**TASK:** Extract every record, exactly as written, and ignore the pictures.

╭──

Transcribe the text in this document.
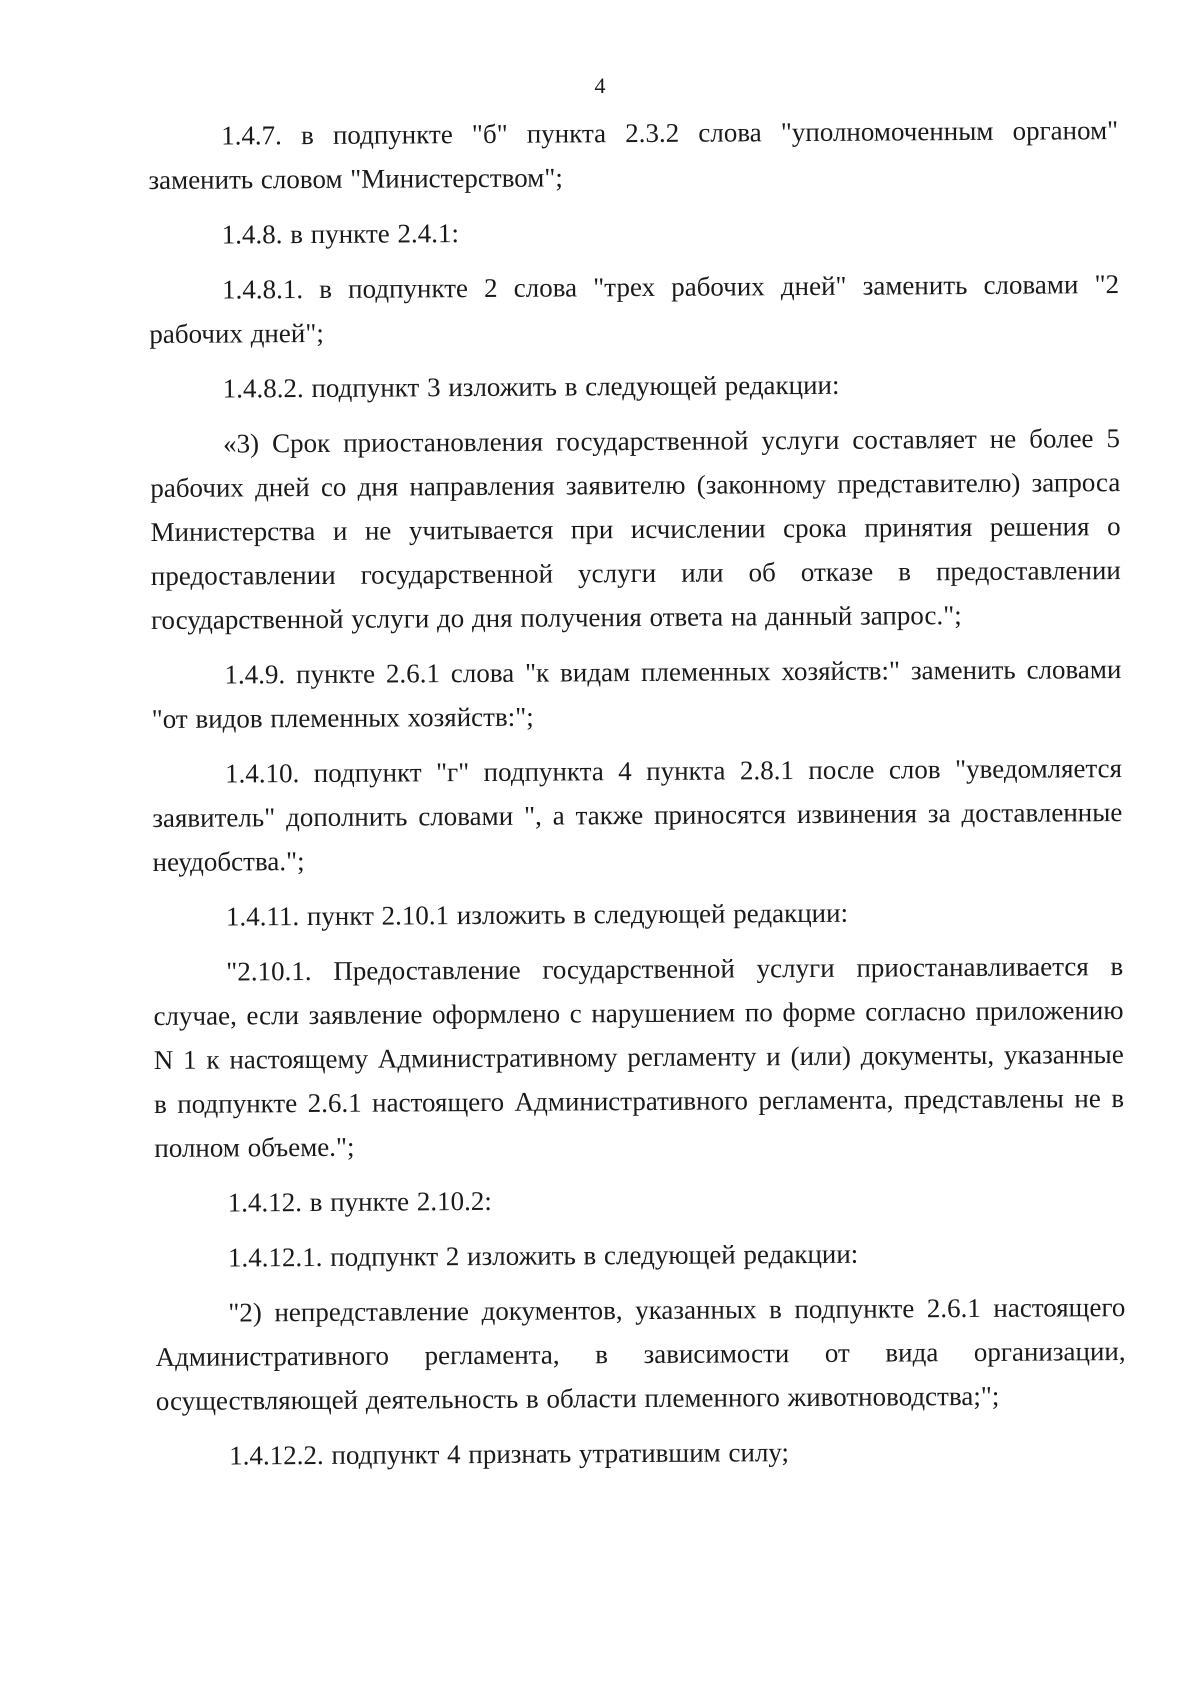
4

1.4.7. в подпункте "б" пункта 2.3.2 слова "уполномоченным органом" заменить словом "Министерством";

1.4.8. в пункте 2.4.1:

1.4.8.1. в подпункте 2 слова "трех рабочих дней" заменить словами "2 рабочих дней";

1.4.8.2. подпункт 3 изложить в следующей редакции:

«3) Срок приостановления государственной услуги составляет не более 5 рабочих дней со дня направления заявителю (законному представителю) запроса Министерства и не учитывается при исчислении срока принятия решения о предоставлении государственной услуги или об отказе в предоставлении государственной услуги до дня получения ответа на данный запрос.";

1.4.9. пункте 2.6.1 слова "к видам племенных хозяйств:" заменить словами "от видов племенных хозяйств:";

1.4.10. подпункт "г" подпункта 4 пункта 2.8.1 после слов "уведомляется заявитель" дополнить словами ", а также приносятся извинения за доставленные неудобства.";

1.4.11. пункт 2.10.1 изложить в следующей редакции:

"2.10.1. Предоставление государственной услуги приостанавливается в случае, если заявление оформлено с нарушением по форме согласно приложению N 1 к настоящему Административному регламенту и (или) документы, указанные в подпункте 2.6.1 настоящего Административного регламента, представлены не в полном объеме.";

1.4.12. в пункте 2.10.2:

1.4.12.1. подпункт 2 изложить в следующей редакции:

"2) непредставление документов, указанных в подпункте 2.6.1 настоящего Административного регламента, в зависимости от вида организации, осуществляющей деятельность в области племенного животноводства;";

1.4.12.2. подпункт 4 признать утратившим силу;
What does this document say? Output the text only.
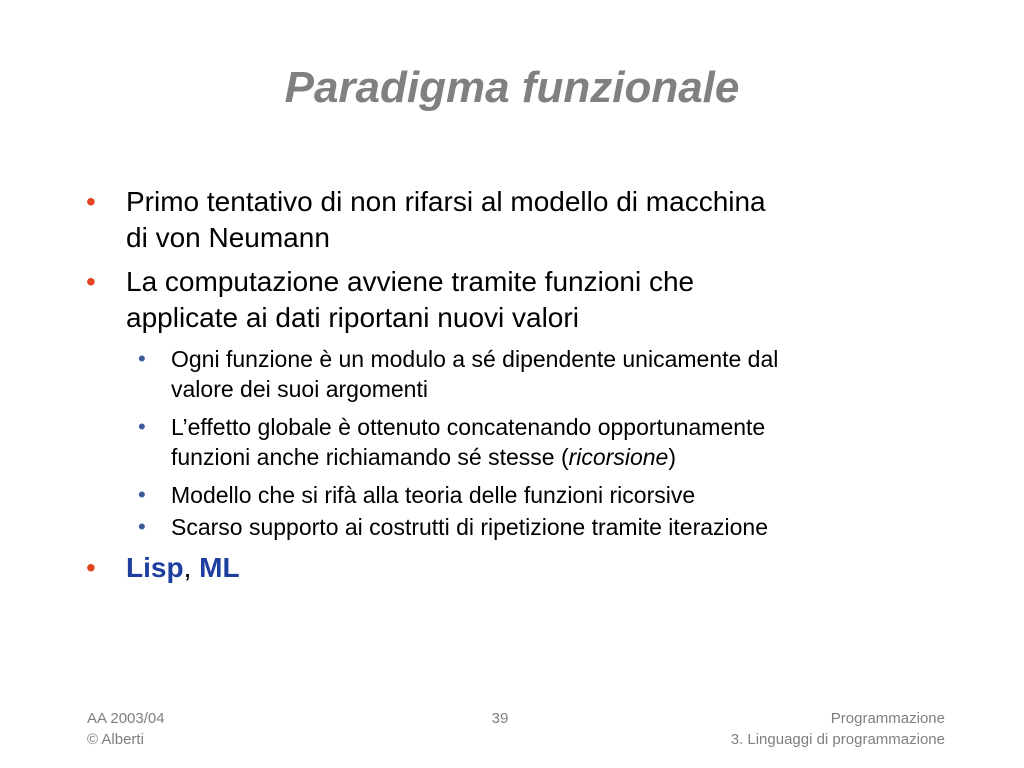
Paradigma funzionale
• Primo tentativo di non rifarsi al modello di macchina
di von Neumann
• La computazione avviene tramite funzioni che
applicate ai dati riportani nuovi valori
• Ogni funzione è un modulo a sé dipendente unicamente dal
valore dei suoi argomenti
• L’effetto globale è ottenuto concatenando opportunamente
funzioni anche richiamando sé stesse (ricorsione)
• Modello che si rifà alla teoria delle funzioni ricorsive
• Scarso supporto ai costrutti di ripetizione tramite iterazione
• Lisp, ML
AA 2003/04
© Alberti
39	Programmazione
3. Linguaggi di programmazione
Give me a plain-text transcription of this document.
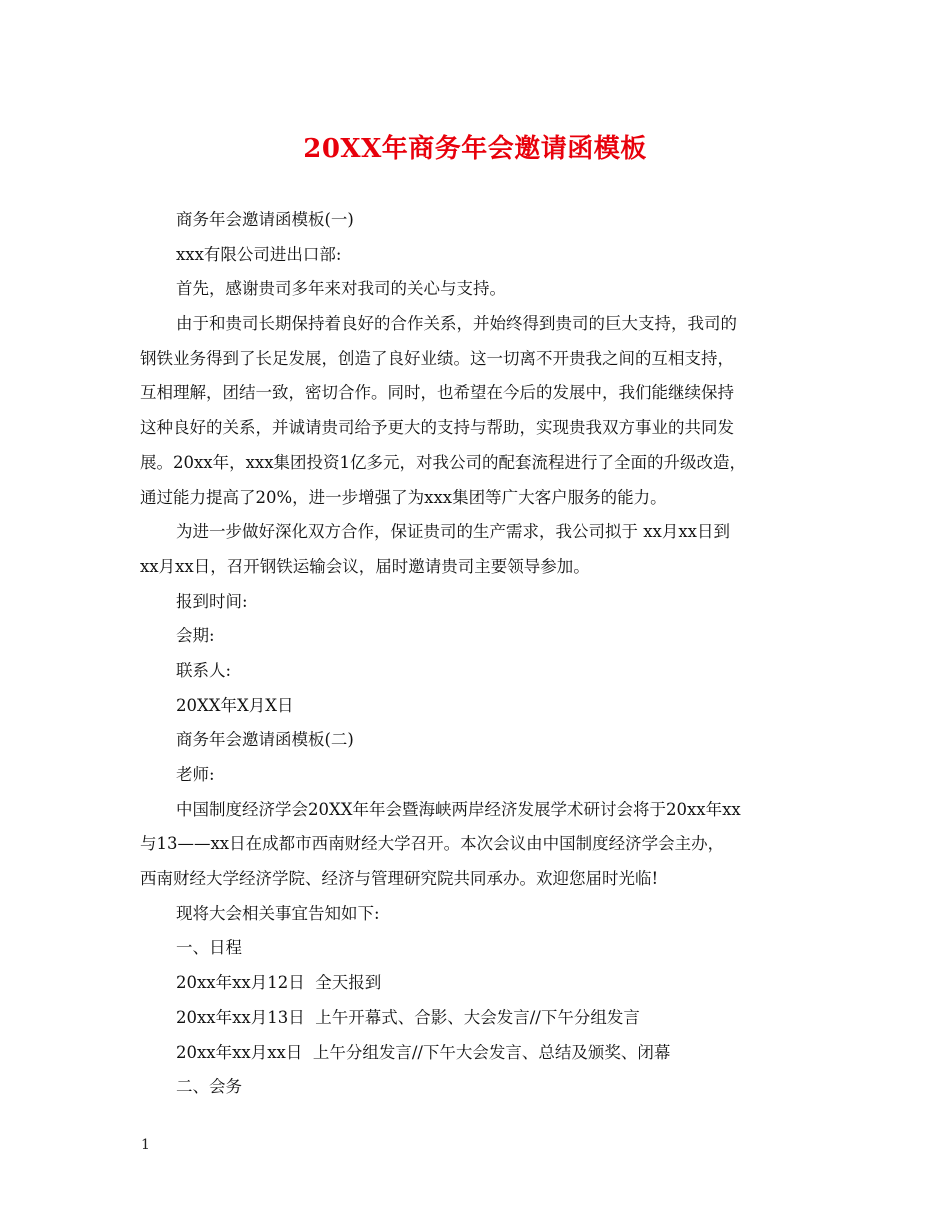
20XX年商务年会邀请函模板
商务年会邀请函模板(一)
xxx有限公司进出口部:
首先，感谢贵司多年来对我司的关心与支持。
由于和贵司长期保持着良好的合作关系，并始终得到贵司的巨大支持，我司的
钢铁业务得到了长足发展，创造了良好业绩。这一切离不开贵我之间的互相支持，
互相理解，团结一致，密切合作。同时，也希望在今后的发展中，我们能继续保持
这种良好的关系，并诚请贵司给予更大的支持与帮助，实现贵我双方事业的共同发
展。20xx年，xxx集团投资1亿多元，对我公司的配套流程进行了全面的升级改造，
通过能力提高了20%，进一步增强了为xxx集团等广大客户服务的能力。
为进一步做好深化双方合作，保证贵司的生产需求，我公司拟于 xx月xx日到
xx月xx日，召开钢铁运输会议，届时邀请贵司主要领导参加。
报到时间:
会期:
联系人:
20XX年X月X日
商务年会邀请函模板(二)
老师:
中国制度经济学会20XX年年会暨海峡两岸经济发展学术研讨会将于20xx年xx
与13——xx日在成都市西南财经大学召开。本次会议由中国制度经济学会主办，
西南财经大学经济学院、经济与管理研究院共同承办。欢迎您届时光临!
现将大会相关事宜告知如下:
一、日程
20xx年xx月12日  全天报到
20xx年xx月13日  上午开幕式、合影、大会发言//下午分组发言
20xx年xx月xx日  上午分组发言//下午大会发言、总结及颁奖、闭幕
二、会务
1
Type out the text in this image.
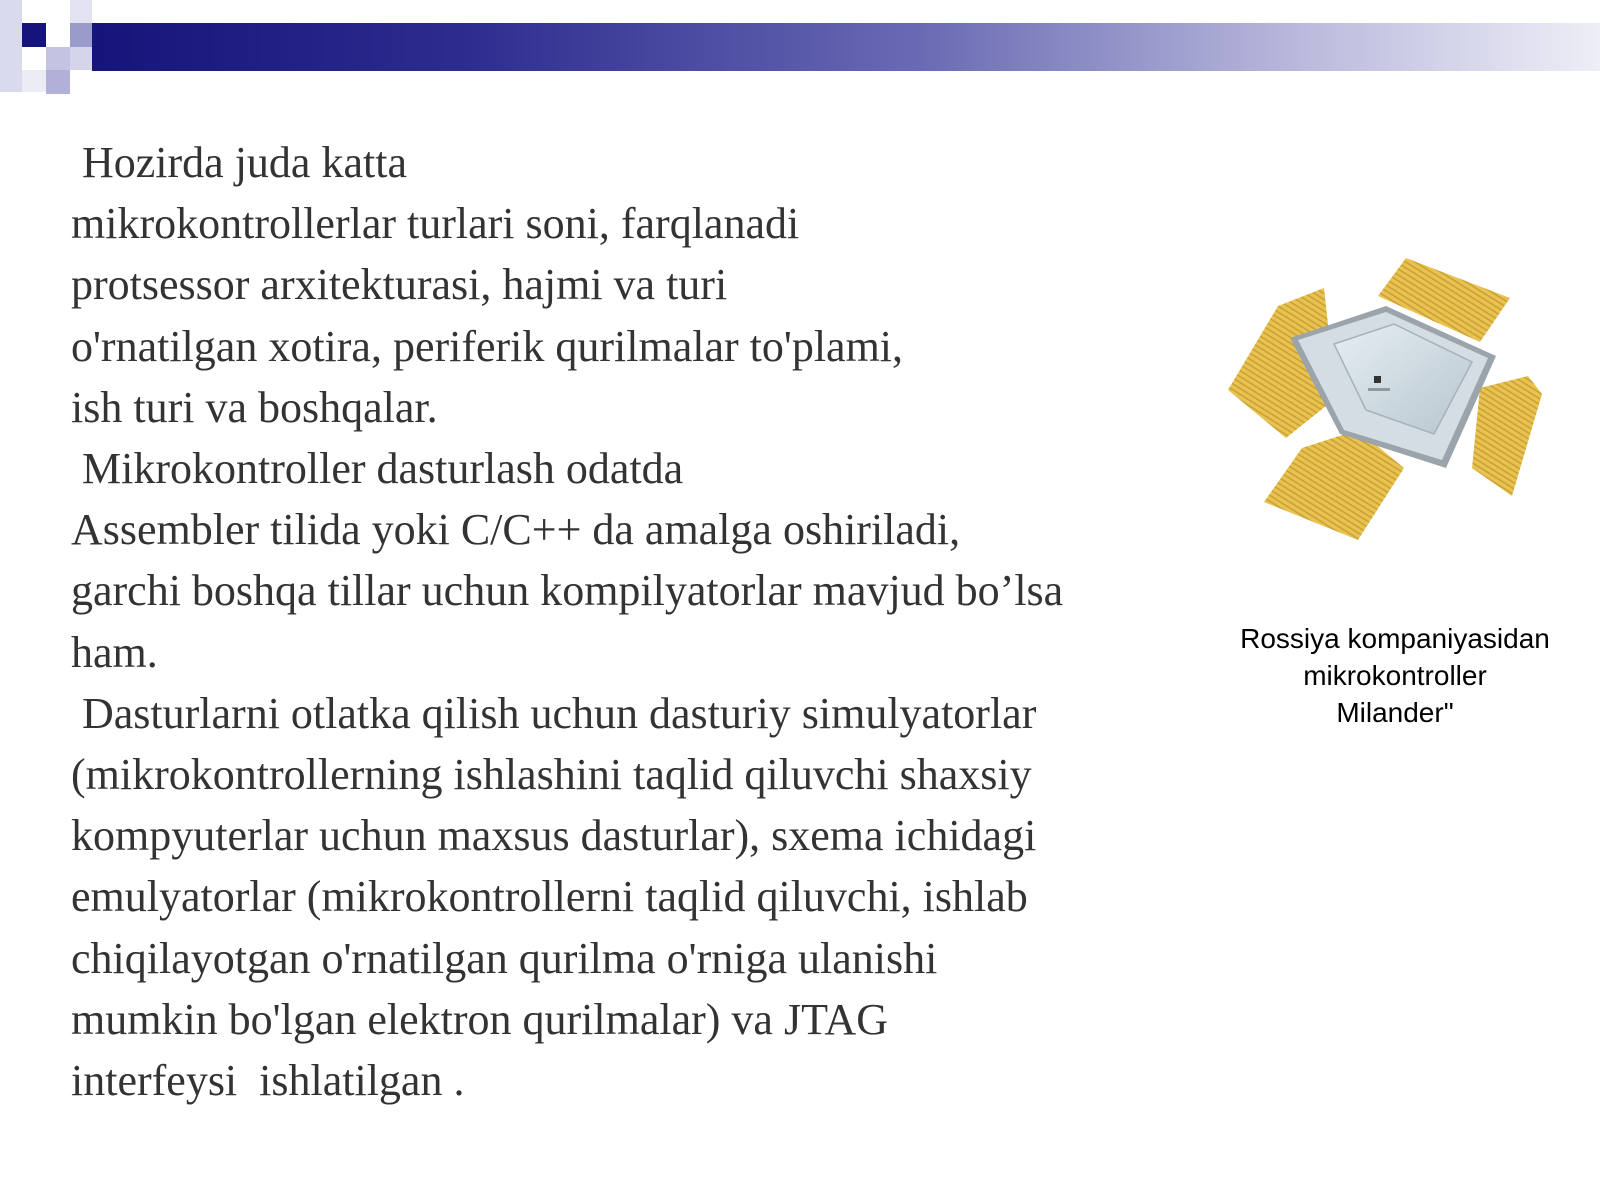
Hozirda juda katta
mikrokontrollerlar turlari soni, farqlanadi
protsessor arxitekturasi, hajmi va turi
o'rnatilgan xotira, periferik qurilmalar to'plami,
ish turi va boshqalar.
Mikrokontroller dasturlash odatda
Assembler tilida yoki C/C++ da amalga oshiriladi,
garchi boshqa tillar uchun kompilyatorlar mavjud bo’lsa
ham.
Dasturlarni otlatka qilish uchun dasturiy simulyatorlar
(mikrokontrollerning ishlashini taqlid qiluvchi shaxsiy
kompyuterlar uchun maxsus dasturlar), sxema ichidagi
emulyatorlar (mikrokontrollerni taqlid qiluvchi, ishlab
chiqilayotgan o'rnatilgan qurilma o'rniga ulanishi
mumkin bo'lgan elektron qurilmalar) va JTAG
interfeysi  ishlatilgan .
Rossiya kompaniyasidan
mikrokontroller
Milander"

╰──

**RESPONSE TO THIS EXERCISE:**
Transcribe the text in this document.
4

1.4.7. в подпункте "б" пункта 2.3.2 слова "уполномоченным органом" заменить словом "Министерством";

1.4.8. в пункте 2.4.1:

1.4.8.1. в подпункте 2 слова "трех рабочих дней" заменить словами "2 рабочих дней";

1.4.8.2. подпункт 3 изложить в следующей редакции:

«3) Срок приостановления государственной услуги составляет не более 5 рабочих дней со дня направления заявителю (законному представителю) запроса Министерства и не учитывается при исчислении срока принятия решения о предоставлении государственной услуги или об отказе в предоставлении государственной услуги до дня получения ответа на данный запрос.";

1.4.9. пункте 2.6.1 слова "к видам племенных хозяйств:" заменить словами "от видов племенных хозяйств:";

1.4.10. подпункт "г" подпункта 4 пункта 2.8.1 после слов "уведомляется заявитель" дополнить словами ", а также приносятся извинения за доставленные неудобства.";

1.4.11. пункт 2.10.1 изложить в следующей редакции:

"2.10.1. Предоставление государственной услуги приостанавливается в случае, если заявление оформлено с нарушением по форме согласно приложению N 1 к настоящему Административному регламенту и (или) документы, указанные в подпункте 2.6.1 настоящего Административного регламента, представлены не в полном объеме.";

1.4.12. в пункте 2.10.2:

1.4.12.1. подпункт 2 изложить в следующей редакции:

"2) непредставление документов, указанных в подпункте 2.6.1 настоящего Административного регламента, в зависимости от вида организации, осуществляющей деятельность в области племенного животноводства;";

1.4.12.2. подпункт 4 признать утратившим силу;
What does this document say? Output the text only.
Paradigma funzionale
• Primo tentativo di non rifarsi al modello di macchina
di von Neumann
• La computazione avviene tramite funzioni che
applicate ai dati riportani nuovi valori
• Ogni funzione è un modulo a sé dipendente unicamente dal
valore dei suoi argomenti
• L’effetto globale è ottenuto concatenando opportunamente
funzioni anche richiamando sé stesse (ricorsione)
• Modello che si rifà alla teoria delle funzioni ricorsive
• Scarso supporto ai costrutti di ripetizione tramite iterazione
• Lisp, ML
AA 2003/04
© Alberti
39	Programmazione
3. Linguaggi di programmazione
Give me a plain-text transcription of this document.
20XX年商务年会邀请函模板
商务年会邀请函模板(一)
xxx有限公司进出口部:
首先，感谢贵司多年来对我司的关心与支持。
由于和贵司长期保持着良好的合作关系，并始终得到贵司的巨大支持，我司的
钢铁业务得到了长足发展，创造了良好业绩。这一切离不开贵我之间的互相支持，
互相理解，团结一致，密切合作。同时，也希望在今后的发展中，我们能继续保持
这种良好的关系，并诚请贵司给予更大的支持与帮助，实现贵我双方事业的共同发
展。20xx年，xxx集团投资1亿多元，对我公司的配套流程进行了全面的升级改造，
通过能力提高了20%，进一步增强了为xxx集团等广大客户服务的能力。
为进一步做好深化双方合作，保证贵司的生产需求，我公司拟于 xx月xx日到
xx月xx日，召开钢铁运输会议，届时邀请贵司主要领导参加。
报到时间:
会期:
联系人:
20XX年X月X日
商务年会邀请函模板(二)
老师:
中国制度经济学会20XX年年会暨海峡两岸经济发展学术研讨会将于20xx年xx
与13——xx日在成都市西南财经大学召开。本次会议由中国制度经济学会主办，
西南财经大学经济学院、经济与管理研究院共同承办。欢迎您届时光临!
现将大会相关事宜告知如下:
一、日程
20xx年xx月12日  全天报到
20xx年xx月13日  上午开幕式、合影、大会发言//下午分组发言
20xx年xx月xx日  上午分组发言//下午大会发言、总结及颁奖、闭幕
二、会务
1
Type out the text in this image.
Hozirda juda katta
mikrokontrollerlar turlari soni, farqlanadi
protsessor arxitekturasi, hajmi va turi
o'rnatilgan xotira, periferik qurilmalar to'plami,
ish turi va boshqalar.
Mikrokontroller dasturlash odatda
Assembler tilida yoki C/C++ da amalga oshiriladi,
garchi boshqa tillar uchun kompilyatorlar mavjud bo’lsa
ham.
Dasturlarni otlatka qilish uchun dasturiy simulyatorlar
(mikrokontrollerning ishlashini taqlid qiluvchi shaxsiy
kompyuterlar uchun maxsus dasturlar), sxema ichidagi
emulyatorlar (mikrokontrollerni taqlid qiluvchi, ishlab
chiqilayotgan o'rnatilgan qurilma o'rniga ulanishi
mumkin bo'lgan elektron qurilmalar) va JTAG
interfeysi  ishlatilgan .
Rossiya kompaniyasidan
mikrokontroller
Milander"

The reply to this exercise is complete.